» **WRITTEN PROBLEM**
Collect all lines below with the string "petunjuk".

++++ SUPPLIED RECORDS

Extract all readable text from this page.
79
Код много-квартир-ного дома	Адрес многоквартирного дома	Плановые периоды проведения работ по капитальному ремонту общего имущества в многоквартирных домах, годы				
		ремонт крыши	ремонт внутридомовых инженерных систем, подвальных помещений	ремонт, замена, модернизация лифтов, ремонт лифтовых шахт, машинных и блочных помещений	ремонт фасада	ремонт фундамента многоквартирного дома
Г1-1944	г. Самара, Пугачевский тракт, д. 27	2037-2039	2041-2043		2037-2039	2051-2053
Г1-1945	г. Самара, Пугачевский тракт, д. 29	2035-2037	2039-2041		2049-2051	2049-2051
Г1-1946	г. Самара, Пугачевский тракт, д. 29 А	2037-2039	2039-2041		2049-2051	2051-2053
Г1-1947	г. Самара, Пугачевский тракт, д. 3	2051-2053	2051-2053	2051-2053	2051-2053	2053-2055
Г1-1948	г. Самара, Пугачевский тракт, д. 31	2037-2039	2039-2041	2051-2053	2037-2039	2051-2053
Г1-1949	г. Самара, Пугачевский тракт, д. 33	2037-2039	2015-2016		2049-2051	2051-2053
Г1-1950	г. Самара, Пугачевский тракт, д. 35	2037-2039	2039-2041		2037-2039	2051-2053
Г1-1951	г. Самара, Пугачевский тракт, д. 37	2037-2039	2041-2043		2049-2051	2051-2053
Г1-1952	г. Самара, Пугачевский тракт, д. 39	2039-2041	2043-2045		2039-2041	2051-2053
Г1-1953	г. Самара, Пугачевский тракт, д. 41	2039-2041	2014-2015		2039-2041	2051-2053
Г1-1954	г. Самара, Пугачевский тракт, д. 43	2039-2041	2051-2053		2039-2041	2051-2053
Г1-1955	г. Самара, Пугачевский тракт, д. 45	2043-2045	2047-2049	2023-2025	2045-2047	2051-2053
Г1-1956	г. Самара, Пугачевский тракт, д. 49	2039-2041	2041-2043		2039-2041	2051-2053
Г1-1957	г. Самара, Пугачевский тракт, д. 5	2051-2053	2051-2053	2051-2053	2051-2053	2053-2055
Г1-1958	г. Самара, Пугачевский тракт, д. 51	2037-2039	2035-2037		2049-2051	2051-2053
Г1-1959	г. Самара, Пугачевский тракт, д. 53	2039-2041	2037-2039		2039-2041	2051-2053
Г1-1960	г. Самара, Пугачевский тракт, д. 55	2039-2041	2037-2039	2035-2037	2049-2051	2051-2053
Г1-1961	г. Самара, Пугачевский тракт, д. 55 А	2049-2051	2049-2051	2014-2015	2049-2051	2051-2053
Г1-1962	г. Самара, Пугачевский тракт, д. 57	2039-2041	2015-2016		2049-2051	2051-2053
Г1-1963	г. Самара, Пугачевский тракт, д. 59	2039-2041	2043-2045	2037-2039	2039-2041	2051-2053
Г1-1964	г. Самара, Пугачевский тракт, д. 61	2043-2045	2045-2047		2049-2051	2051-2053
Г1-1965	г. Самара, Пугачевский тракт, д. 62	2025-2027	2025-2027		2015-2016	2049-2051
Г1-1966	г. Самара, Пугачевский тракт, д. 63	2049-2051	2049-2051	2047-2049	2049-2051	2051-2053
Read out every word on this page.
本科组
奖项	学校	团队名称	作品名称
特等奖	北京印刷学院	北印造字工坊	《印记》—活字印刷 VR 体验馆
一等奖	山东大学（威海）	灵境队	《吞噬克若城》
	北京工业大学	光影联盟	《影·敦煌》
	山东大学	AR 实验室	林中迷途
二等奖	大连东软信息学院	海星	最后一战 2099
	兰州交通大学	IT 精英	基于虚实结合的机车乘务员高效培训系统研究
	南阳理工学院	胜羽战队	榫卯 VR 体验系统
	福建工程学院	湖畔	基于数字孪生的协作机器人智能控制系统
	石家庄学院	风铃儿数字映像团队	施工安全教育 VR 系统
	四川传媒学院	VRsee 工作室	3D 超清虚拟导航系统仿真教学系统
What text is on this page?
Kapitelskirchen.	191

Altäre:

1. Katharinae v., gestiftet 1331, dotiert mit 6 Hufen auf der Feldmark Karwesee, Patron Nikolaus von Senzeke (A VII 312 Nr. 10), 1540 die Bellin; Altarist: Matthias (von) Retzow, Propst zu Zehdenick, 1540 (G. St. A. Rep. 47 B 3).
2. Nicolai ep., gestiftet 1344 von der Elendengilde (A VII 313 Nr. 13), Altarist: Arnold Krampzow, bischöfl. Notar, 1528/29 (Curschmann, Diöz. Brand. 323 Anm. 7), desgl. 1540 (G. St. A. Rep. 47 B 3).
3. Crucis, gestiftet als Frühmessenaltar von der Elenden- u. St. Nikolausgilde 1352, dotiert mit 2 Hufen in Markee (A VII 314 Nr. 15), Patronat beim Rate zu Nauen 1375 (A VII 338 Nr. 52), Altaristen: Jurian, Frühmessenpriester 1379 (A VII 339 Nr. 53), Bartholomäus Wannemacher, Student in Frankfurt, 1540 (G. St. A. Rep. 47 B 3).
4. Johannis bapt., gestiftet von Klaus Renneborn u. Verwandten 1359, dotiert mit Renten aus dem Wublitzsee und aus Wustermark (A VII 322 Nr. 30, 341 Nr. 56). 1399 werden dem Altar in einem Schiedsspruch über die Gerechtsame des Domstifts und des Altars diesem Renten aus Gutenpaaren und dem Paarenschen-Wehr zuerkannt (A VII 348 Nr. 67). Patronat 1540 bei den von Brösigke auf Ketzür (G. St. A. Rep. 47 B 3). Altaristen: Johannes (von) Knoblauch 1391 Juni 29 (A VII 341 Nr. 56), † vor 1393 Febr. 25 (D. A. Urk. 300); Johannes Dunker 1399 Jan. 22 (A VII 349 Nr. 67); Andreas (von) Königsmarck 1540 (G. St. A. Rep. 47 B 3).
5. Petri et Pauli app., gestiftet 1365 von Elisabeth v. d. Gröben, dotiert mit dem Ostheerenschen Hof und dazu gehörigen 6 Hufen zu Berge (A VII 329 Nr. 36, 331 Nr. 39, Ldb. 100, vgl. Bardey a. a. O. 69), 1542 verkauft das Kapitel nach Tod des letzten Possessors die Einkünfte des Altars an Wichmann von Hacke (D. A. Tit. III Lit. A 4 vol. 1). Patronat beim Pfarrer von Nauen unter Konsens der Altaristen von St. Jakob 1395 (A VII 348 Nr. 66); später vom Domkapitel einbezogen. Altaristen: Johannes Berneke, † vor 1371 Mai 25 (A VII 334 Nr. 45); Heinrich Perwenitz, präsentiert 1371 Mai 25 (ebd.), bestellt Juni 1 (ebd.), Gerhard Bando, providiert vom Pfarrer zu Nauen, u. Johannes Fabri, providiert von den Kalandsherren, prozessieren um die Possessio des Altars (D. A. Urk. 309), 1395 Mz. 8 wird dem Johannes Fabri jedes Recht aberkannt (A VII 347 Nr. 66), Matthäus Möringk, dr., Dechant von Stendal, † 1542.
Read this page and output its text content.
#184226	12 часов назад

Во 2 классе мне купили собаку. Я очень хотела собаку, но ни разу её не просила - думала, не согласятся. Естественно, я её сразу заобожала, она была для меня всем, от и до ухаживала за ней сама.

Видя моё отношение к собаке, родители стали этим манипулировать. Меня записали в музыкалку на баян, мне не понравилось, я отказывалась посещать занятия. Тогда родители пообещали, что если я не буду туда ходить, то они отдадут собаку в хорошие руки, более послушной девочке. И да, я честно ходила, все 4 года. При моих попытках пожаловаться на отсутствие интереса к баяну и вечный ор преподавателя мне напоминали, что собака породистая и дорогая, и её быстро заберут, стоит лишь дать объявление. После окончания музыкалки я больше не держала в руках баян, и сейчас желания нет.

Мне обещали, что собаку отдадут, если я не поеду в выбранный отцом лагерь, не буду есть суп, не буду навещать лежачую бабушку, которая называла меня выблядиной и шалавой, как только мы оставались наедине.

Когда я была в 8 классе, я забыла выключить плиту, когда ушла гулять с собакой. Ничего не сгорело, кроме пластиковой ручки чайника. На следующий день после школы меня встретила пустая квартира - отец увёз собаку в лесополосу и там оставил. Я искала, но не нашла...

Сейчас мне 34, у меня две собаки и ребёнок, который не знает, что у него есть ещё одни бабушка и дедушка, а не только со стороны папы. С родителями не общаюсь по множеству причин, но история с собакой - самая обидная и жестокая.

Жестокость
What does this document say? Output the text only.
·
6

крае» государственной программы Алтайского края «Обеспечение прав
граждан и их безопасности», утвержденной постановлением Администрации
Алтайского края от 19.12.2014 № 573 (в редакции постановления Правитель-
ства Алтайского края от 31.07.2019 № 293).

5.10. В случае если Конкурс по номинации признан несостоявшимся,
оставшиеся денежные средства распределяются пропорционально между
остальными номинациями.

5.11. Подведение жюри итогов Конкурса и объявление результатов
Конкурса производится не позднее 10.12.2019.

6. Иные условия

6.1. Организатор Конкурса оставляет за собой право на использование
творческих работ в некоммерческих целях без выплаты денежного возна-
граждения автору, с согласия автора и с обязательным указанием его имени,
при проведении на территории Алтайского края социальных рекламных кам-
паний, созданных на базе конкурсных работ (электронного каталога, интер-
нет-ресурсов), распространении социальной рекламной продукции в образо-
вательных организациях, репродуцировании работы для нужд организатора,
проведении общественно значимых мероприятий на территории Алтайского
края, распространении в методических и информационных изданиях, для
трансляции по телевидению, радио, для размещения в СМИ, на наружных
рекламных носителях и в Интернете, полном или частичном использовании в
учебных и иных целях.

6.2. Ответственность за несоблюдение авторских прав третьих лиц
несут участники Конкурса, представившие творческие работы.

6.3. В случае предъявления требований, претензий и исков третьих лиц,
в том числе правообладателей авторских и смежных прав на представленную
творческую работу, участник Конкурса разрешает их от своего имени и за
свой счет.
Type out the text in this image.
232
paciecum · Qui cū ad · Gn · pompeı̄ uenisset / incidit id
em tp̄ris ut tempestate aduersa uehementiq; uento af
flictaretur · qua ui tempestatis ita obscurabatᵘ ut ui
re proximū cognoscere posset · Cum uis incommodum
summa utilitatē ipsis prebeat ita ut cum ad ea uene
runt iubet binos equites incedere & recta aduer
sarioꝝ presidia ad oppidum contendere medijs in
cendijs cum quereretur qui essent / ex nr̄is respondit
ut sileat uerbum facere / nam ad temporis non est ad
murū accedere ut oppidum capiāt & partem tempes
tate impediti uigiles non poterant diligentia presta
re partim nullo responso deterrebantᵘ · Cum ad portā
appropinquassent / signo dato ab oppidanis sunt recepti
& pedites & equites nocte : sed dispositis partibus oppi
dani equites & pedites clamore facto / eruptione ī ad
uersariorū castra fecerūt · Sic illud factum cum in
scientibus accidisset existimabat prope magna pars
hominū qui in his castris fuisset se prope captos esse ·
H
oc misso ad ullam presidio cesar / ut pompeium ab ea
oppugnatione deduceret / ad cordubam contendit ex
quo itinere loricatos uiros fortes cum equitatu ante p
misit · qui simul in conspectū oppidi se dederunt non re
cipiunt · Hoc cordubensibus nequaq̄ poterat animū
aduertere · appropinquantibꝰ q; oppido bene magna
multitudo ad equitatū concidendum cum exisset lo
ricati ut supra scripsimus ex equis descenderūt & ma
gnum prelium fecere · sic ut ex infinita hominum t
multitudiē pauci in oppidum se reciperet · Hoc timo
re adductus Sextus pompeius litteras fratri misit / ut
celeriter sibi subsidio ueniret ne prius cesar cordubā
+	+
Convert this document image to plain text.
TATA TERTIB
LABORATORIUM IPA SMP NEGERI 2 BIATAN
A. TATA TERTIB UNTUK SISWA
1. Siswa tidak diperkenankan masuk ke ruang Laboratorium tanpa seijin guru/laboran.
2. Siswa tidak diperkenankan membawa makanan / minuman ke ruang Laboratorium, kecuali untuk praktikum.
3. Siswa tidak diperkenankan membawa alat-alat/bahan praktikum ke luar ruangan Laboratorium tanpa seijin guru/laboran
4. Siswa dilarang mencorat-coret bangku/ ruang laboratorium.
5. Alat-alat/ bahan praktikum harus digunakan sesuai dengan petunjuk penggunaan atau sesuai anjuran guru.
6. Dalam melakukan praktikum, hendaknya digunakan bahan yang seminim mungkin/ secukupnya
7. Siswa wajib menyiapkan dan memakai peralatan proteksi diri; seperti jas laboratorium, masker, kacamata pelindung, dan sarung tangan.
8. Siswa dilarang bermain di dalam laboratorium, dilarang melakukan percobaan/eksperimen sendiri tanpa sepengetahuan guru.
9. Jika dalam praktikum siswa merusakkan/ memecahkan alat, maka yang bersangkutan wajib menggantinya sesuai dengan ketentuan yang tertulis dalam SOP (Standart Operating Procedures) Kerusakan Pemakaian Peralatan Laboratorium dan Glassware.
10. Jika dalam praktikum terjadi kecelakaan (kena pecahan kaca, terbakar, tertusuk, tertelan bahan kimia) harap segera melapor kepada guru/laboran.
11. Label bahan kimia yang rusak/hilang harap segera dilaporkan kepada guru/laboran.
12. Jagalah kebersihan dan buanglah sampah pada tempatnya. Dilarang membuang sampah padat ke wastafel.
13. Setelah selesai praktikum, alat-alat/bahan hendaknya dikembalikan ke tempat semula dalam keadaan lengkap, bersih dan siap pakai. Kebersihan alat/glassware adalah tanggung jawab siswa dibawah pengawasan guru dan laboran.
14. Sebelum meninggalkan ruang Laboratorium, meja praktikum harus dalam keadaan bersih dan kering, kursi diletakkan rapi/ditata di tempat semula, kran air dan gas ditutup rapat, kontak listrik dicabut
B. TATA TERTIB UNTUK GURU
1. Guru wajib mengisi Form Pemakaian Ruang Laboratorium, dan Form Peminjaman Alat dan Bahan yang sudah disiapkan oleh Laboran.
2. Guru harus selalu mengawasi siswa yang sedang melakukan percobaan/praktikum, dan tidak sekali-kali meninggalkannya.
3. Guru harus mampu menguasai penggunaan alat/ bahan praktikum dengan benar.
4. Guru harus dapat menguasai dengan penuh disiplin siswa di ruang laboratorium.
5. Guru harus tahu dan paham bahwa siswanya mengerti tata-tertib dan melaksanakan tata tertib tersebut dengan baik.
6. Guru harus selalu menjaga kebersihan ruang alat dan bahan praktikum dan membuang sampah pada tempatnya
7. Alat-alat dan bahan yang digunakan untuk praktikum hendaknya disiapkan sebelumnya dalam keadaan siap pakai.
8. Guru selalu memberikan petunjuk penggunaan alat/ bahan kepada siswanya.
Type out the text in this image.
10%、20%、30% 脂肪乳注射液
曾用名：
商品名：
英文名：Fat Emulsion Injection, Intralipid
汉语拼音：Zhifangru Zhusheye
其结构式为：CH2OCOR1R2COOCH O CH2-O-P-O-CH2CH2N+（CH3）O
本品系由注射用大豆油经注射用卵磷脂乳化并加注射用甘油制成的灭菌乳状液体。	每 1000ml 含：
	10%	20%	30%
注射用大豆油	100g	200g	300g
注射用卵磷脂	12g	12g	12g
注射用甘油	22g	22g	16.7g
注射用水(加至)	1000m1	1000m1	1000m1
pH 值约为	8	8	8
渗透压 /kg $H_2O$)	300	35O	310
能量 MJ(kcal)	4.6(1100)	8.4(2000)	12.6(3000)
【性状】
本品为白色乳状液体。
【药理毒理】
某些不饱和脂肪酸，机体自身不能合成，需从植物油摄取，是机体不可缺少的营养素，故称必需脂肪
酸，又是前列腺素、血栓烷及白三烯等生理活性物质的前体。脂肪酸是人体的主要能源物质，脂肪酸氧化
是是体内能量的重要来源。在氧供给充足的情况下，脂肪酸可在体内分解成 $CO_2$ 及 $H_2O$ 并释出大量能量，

++++++++

» **WORKED ANSWER**
5. Alat-alat/ bahan praktikum harus digunakan sesuai dengan petunjuk penggunaan atau sesuai anjuran guru.
8. Guru selalu memberikan petunjuk penggunaan alat/ bahan kepada siswanya.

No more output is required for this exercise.